- EXERCISE OBJECTIVE
The records below need retyping in full; give them again exactly.

- LISTED ENTRIES

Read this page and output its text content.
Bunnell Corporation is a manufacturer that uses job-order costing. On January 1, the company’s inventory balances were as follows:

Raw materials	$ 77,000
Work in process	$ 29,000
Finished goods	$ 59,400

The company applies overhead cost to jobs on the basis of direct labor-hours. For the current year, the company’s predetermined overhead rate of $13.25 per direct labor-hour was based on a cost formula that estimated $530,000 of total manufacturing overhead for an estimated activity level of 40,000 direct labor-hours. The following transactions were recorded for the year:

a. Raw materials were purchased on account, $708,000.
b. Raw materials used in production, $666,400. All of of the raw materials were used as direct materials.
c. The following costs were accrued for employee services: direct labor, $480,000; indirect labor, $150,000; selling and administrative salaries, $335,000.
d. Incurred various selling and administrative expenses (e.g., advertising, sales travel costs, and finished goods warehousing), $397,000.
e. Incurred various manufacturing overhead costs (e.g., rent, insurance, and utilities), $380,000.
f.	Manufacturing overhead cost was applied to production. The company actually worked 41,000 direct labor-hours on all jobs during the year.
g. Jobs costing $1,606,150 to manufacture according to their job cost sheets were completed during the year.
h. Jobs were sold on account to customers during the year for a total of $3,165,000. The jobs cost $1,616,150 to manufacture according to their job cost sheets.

- COMPLETE OUTPUT
Read this page and output its text content.
Bunnell Corporation is a manufacturer that uses job-order costing. On January 1, the company’s inventory balances were as follows:

Raw materials	$ 77,000
Work in process	$ 29,000
Finished goods	$ 59,400

The company applies overhead cost to jobs on the basis of direct labor-hours. For the current year, the company’s predetermined overhead rate of $13.25 per direct labor-hour was based on a cost formula that estimated $530,000 of total manufacturing overhead for an estimated activity level of 40,000 direct labor-hours. The following transactions were recorded for the year:

a. Raw materials were purchased on account, $708,000.
b. Raw materials used in production, $666,400. All of of the raw materials were used as direct materials.
c. The following costs were accrued for employee services: direct labor, $480,000; indirect labor, $150,000; selling and administrative salaries, $335,000.
d. Incurred various selling and administrative expenses (e.g., advertising, sales travel costs, and finished goods warehousing), $397,000.
e. Incurred various manufacturing overhead costs (e.g., rent, insurance, and utilities), $380,000.
f.	Manufacturing overhead cost was applied to production. The company actually worked 41,000 direct labor-hours on all jobs during the year.
g. Jobs costing $1,606,150 to manufacture according to their job cost sheets were completed during the year.
h. Jobs were sold on account to customers during the year for a total of $3,165,000. The jobs cost $1,616,150 to manufacture according to their job cost sheets.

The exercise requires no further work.